[CHALLENGE] Return a copy of each line that holds the string "capacity".

[MATERIAL FOR THIS TASK]
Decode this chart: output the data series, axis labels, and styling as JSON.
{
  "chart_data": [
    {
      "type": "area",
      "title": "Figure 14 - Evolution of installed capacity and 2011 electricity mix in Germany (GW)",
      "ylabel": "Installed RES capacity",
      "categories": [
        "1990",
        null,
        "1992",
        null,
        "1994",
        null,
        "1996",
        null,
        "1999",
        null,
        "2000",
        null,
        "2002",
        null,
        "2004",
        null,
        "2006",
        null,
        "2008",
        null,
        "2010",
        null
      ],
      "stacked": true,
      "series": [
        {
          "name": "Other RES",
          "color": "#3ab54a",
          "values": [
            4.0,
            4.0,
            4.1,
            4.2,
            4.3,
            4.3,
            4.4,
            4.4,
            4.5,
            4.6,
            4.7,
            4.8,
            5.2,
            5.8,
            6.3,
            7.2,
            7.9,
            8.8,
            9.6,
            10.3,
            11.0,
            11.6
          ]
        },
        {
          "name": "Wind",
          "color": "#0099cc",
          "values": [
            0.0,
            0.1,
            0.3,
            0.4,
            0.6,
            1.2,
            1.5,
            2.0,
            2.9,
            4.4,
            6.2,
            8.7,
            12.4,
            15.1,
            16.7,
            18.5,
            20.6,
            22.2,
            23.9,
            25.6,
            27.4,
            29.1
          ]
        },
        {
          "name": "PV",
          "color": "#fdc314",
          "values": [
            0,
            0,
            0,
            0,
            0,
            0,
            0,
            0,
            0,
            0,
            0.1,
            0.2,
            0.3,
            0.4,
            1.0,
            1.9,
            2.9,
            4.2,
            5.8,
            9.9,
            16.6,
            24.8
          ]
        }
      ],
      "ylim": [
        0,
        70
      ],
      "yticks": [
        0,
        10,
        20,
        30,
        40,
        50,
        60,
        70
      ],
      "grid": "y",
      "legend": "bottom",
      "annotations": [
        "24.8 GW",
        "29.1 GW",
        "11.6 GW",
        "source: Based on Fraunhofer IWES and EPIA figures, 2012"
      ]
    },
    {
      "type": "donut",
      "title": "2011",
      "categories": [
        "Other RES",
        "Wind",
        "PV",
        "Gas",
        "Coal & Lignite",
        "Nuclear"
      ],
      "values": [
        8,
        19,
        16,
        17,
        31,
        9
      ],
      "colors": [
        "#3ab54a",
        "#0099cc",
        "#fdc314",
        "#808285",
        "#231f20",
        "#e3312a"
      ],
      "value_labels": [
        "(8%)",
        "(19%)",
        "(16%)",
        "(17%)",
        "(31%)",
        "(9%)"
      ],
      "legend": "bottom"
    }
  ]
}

[EXERCISE SOLUTION]
      "title": "Figure 14 - Evolution of installed capacity and 2011 electricity mix in Germany (GW)",
      "ylabel": "Installed RES capacity",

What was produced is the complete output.